• _DATASET RECORDS_:
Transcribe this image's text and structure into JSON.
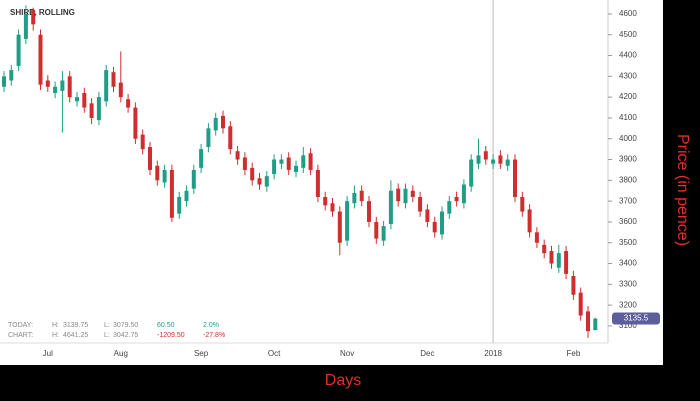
{
  "chart_data": {
    "type": "candlestick",
    "title": "SHIRE, ROLLING",
    "x_label": "Days",
    "y_label": "Price (in pence)",
    "up_color": "#1f9e86",
    "down_color": "#cf2e2e",
    "categories": [
      null,
      null,
      null,
      null,
      null,
      null,
      "Jul",
      null,
      null,
      null,
      null,
      null,
      null,
      null,
      null,
      null,
      "Aug",
      null,
      null,
      null,
      null,
      null,
      null,
      null,
      null,
      null,
      null,
      "Sep",
      null,
      null,
      null,
      null,
      null,
      null,
      null,
      null,
      null,
      "Oct",
      null,
      null,
      null,
      null,
      null,
      null,
      null,
      null,
      null,
      "Nov",
      null,
      null,
      null,
      null,
      null,
      null,
      null,
      null,
      null,
      null,
      "Dec",
      null,
      null,
      null,
      null,
      null,
      null,
      null,
      null,
      "2018",
      null,
      null,
      null,
      null,
      null,
      null,
      null,
      null,
      null,
      null,
      "Feb",
      null,
      null,
      null
    ],
    "open": [
      4250,
      4280,
      4350,
      4480,
      4620,
      4500,
      4280,
      4220,
      4230,
      4300,
      4180,
      4220,
      4170,
      4090,
      4180,
      4320,
      4270,
      4190,
      4150,
      4020,
      3960,
      3870,
      3790,
      3850,
      3640,
      3700,
      3760,
      3860,
      3960,
      4040,
      4110,
      4060,
      3940,
      3910,
      3860,
      3810,
      3770,
      3830,
      3880,
      3910,
      3840,
      3860,
      3930,
      3850,
      3720,
      3690,
      3650,
      3510,
      3690,
      3750,
      3700,
      3600,
      3510,
      3590,
      3760,
      3690,
      3750,
      3720,
      3660,
      3600,
      3540,
      3640,
      3720,
      3690,
      3770,
      3880,
      3940,
      3880,
      3920,
      3870,
      3900,
      3720,
      3660,
      3550,
      3490,
      3460,
      3380,
      3460,
      3340,
      3260,
      3170,
      3080
    ],
    "high": [
      4325,
      4355,
      4525,
      4641.25,
      4630,
      4525,
      4305,
      4275,
      4325,
      4325,
      4225,
      4245,
      4195,
      4225,
      4355,
      4345,
      4420,
      4215,
      4175,
      4045,
      3985,
      3895,
      3875,
      3875,
      3745,
      3775,
      3875,
      3975,
      4075,
      4125,
      4135,
      4085,
      3965,
      3935,
      3885,
      3835,
      3845,
      3925,
      3925,
      3935,
      3895,
      3960,
      3955,
      3875,
      3745,
      3715,
      3675,
      3725,
      3775,
      3775,
      3725,
      3625,
      3605,
      3800,
      3785,
      3785,
      3775,
      3745,
      3685,
      3625,
      3675,
      3725,
      3745,
      3805,
      3925,
      4000,
      3965,
      3925,
      3945,
      3925,
      3925,
      3745,
      3685,
      3575,
      3515,
      3485,
      3490,
      3485,
      3365,
      3285,
      3195,
      3139.75
    ],
    "low": [
      4225,
      4255,
      4325,
      4455,
      4520,
      4235,
      4225,
      4195,
      4030,
      4175,
      4155,
      4125,
      4070,
      4065,
      4155,
      4225,
      4175,
      4125,
      3975,
      3925,
      3825,
      3775,
      3765,
      3600,
      3615,
      3675,
      3735,
      3835,
      3935,
      4015,
      4025,
      3925,
      3875,
      3825,
      3775,
      3755,
      3745,
      3805,
      3855,
      3825,
      3815,
      3835,
      3825,
      3695,
      3655,
      3625,
      3440,
      3485,
      3665,
      3675,
      3575,
      3495,
      3485,
      3565,
      3675,
      3665,
      3695,
      3625,
      3575,
      3525,
      3515,
      3615,
      3675,
      3665,
      3745,
      3855,
      3875,
      3855,
      3855,
      3845,
      3695,
      3625,
      3525,
      3475,
      3425,
      3375,
      3355,
      3325,
      3225,
      3125,
      3042.75,
      3079.5
    ],
    "close": [
      4300,
      4330,
      4500,
      4600,
      4550,
      4260,
      4250,
      4250,
      4280,
      4200,
      4200,
      4150,
      4100,
      4200,
      4330,
      4250,
      4200,
      4150,
      4000,
      3950,
      3850,
      3800,
      3850,
      3620,
      3720,
      3750,
      3850,
      3950,
      4050,
      4100,
      4050,
      3950,
      3900,
      3850,
      3800,
      3780,
      3820,
      3900,
      3900,
      3850,
      3870,
      3920,
      3850,
      3720,
      3680,
      3650,
      3500,
      3700,
      3740,
      3700,
      3600,
      3520,
      3580,
      3750,
      3700,
      3760,
      3720,
      3650,
      3600,
      3550,
      3650,
      3700,
      3700,
      3780,
      3900,
      3920,
      3900,
      3900,
      3880,
      3900,
      3720,
      3650,
      3550,
      3500,
      3450,
      3400,
      3450,
      3350,
      3250,
      3150,
      3075,
      3135.5
    ],
    "ylim": [
      3018,
      4667
    ],
    "yticks": [
      3100,
      3200,
      3300,
      3400,
      3500,
      3600,
      3700,
      3800,
      3900,
      4000,
      4100,
      4200,
      4300,
      4400,
      4500,
      4600
    ],
    "year_marker": 67,
    "info": {
      "today": {
        "label": "TODAY:",
        "h_label": "H:",
        "h": "3139.75",
        "l_label": "L:",
        "l": "3079.50",
        "change": "60.50",
        "pct": "2.0%"
      },
      "chart": {
        "label": "CHART:",
        "h_label": "H:",
        "h": "4641.25",
        "l_label": "L:",
        "l": "3042.75",
        "change": "-1209.50",
        "pct": "-27.8%"
      }
    }
  }
}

• _SHORT TASK_:
Set every line down exactly as written, leaving each picture out.

• _THE RESPONSE_:
Transcribe this image's text and structure into JSON.
{
  "chart_data": {
    "type": "candlestick",
    "title": "SHIRE, ROLLING",
    "x_label": "Days",
    "y_label": "Price (in pence)",
    "up_color": "#1f9e86",
    "down_color": "#cf2e2e",
    "categories": [
      null,
      null,
      null,
      null,
      null,
      null,
      "Jul",
      null,
      null,
      null,
      null,
      null,
      null,
      null,
      null,
      null,
      "Aug",
      null,
      null,
      null,
      null,
      null,
      null,
      null,
      null,
      null,
      null,
      "Sep",
      null,
      null,
      null,
      null,
      null,
      null,
      null,
      null,
      null,
      "Oct",
      null,
      null,
      null,
      null,
      null,
      null,
      null,
      null,
      null,
      "Nov",
      null,
      null,
      null,
      null,
      null,
      null,
      null,
      null,
      null,
      null,
      "Dec",
      null,
      null,
      null,
      null,
      null,
      null,
      null,
      null,
      "2018",
      null,
      null,
      null,
      null,
      null,
      null,
      null,
      null,
      null,
      null,
      "Feb",
      null,
      null,
      null
    ],
    "open": [
      4250,
      4280,
      4350,
      4480,
      4620,
      4500,
      4280,
      4220,
      4230,
      4300,
      4180,
      4220,
      4170,
      4090,
      4180,
      4320,
      4270,
      4190,
      4150,
      4020,
      3960,
      3870,
      3790,
      3850,
      3640,
      3700,
      3760,
      3860,
      3960,
      4040,
      4110,
      4060,
      3940,
      3910,
      3860,
      3810,
      3770,
      3830,
      3880,
      3910,
      3840,
      3860,
      3930,
      3850,
      3720,
      3690,
      3650,
      3510,
      3690,
      3750,
      3700,
      3600,
      3510,
      3590,
      3760,
      3690,
      3750,
      3720,
      3660,
      3600,
      3540,
      3640,
      3720,
      3690,
      3770,
      3880,
      3940,
      3880,
      3920,
      3870,
      3900,
      3720,
      3660,
      3550,
      3490,
      3460,
      3380,
      3460,
      3340,
      3260,
      3170,
      3080
    ],
    "high": [
      4325,
      4355,
      4525,
      4641.25,
      4630,
      4525,
      4305,
      4275,
      4325,
      4325,
      4225,
      4245,
      4195,
      4225,
      4355,
      4345,
      4420,
      4215,
      4175,
      4045,
      3985,
      3895,
      3875,
      3875,
      3745,
      3775,
      3875,
      3975,
      4075,
      4125,
      4135,
      4085,
      3965,
      3935,
      3885,
      3835,
      3845,
      3925,
      3925,
      3935,
      3895,
      3960,
      3955,
      3875,
      3745,
      3715,
      3675,
      3725,
      3775,
      3775,
      3725,
      3625,
      3605,
      3800,
      3785,
      3785,
      3775,
      3745,
      3685,
      3625,
      3675,
      3725,
      3745,
      3805,
      3925,
      4000,
      3965,
      3925,
      3945,
      3925,
      3925,
      3745,
      3685,
      3575,
      3515,
      3485,
      3490,
      3485,
      3365,
      3285,
      3195,
      3139.75
    ],
    "low": [
      4225,
      4255,
      4325,
      4455,
      4520,
      4235,
      4225,
      4195,
      4030,
      4175,
      4155,
      4125,
      4070,
      4065,
      4155,
      4225,
      4175,
      4125,
      3975,
      3925,
      3825,
      3775,
      3765,
      3600,
      3615,
      3675,
      3735,
      3835,
      3935,
      4015,
      4025,
      3925,
      3875,
      3825,
      3775,
      3755,
      3745,
      3805,
      3855,
      3825,
      3815,
      3835,
      3825,
      3695,
      3655,
      3625,
      3440,
      3485,
      3665,
      3675,
      3575,
      3495,
      3485,
      3565,
      3675,
      3665,
      3695,
      3625,
      3575,
      3525,
      3515,
      3615,
      3675,
      3665,
      3745,
      3855,
      3875,
      3855,
      3855,
      3845,
      3695,
      3625,
      3525,
      3475,
      3425,
      3375,
      3355,
      3325,
      3225,
      3125,
      3042.75,
      3079.5
    ],
    "close": [
      4300,
      4330,
      4500,
      4600,
      4550,
      4260,
      4250,
      4250,
      4280,
      4200,
      4200,
      4150,
      4100,
      4200,
      4330,
      4250,
      4200,
      4150,
      4000,
      3950,
      3850,
      3800,
      3850,
      3620,
      3720,
      3750,
      3850,
      3950,
      4050,
      4100,
      4050,
      3950,
      3900,
      3850,
      3800,
      3780,
      3820,
      3900,
      3900,
      3850,
      3870,
      3920,
      3850,
      3720,
      3680,
      3650,
      3500,
      3700,
      3740,
      3700,
      3600,
      3520,
      3580,
      3750,
      3700,
      3760,
      3720,
      3650,
      3600,
      3550,
      3650,
      3700,
      3700,
      3780,
      3900,
      3920,
      3900,
      3900,
      3880,
      3900,
      3720,
      3650,
      3550,
      3500,
      3450,
      3400,
      3450,
      3350,
      3250,
      3150,
      3075,
      3135.5
    ],
    "ylim": [
      3018,
      4667
    ],
    "yticks": [
      3100,
      3200,
      3300,
      3400,
      3500,
      3600,
      3700,
      3800,
      3900,
      4000,
      4100,
      4200,
      4300,
      4400,
      4500,
      4600
    ],
    "year_marker": 67,
    "info": {
      "today": {
        "label": "TODAY:",
        "h_label": "H:",
        "h": "3139.75",
        "l_label": "L:",
        "l": "3079.50",
        "change": "60.50",
        "pct": "2.0%"
      },
      "chart": {
        "label": "CHART:",
        "h_label": "H:",
        "h": "4641.25",
        "l_label": "L:",
        "l": "3042.75",
        "change": "-1209.50",
        "pct": "-27.8%"
      }
    }
  }
}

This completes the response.